-------- Data for this task --------

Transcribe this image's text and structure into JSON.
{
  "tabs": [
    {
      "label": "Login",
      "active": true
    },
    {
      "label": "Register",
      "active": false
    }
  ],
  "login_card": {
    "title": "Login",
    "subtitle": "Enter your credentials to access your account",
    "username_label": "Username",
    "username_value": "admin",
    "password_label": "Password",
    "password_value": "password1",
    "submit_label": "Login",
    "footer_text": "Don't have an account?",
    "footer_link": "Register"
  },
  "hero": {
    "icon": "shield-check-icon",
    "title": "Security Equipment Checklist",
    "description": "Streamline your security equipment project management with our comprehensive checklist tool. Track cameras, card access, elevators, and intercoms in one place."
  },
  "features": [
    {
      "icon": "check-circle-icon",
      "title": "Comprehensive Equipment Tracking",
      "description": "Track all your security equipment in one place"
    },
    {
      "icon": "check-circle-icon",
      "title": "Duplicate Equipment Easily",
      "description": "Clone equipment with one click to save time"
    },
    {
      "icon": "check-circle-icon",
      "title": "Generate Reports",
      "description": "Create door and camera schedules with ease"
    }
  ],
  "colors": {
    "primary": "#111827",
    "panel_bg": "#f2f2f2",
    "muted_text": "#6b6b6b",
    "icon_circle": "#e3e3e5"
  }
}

--------

Work required –
Lines from the records above that hold "place" are the ones to list.

Answer to the exercise –
    "description": "Streamline your security equipment project management with our comprehensive checklist tool. Track cameras, card access, elevators, and intercoms in one place."
      "description": "Track all your security equipment in one place"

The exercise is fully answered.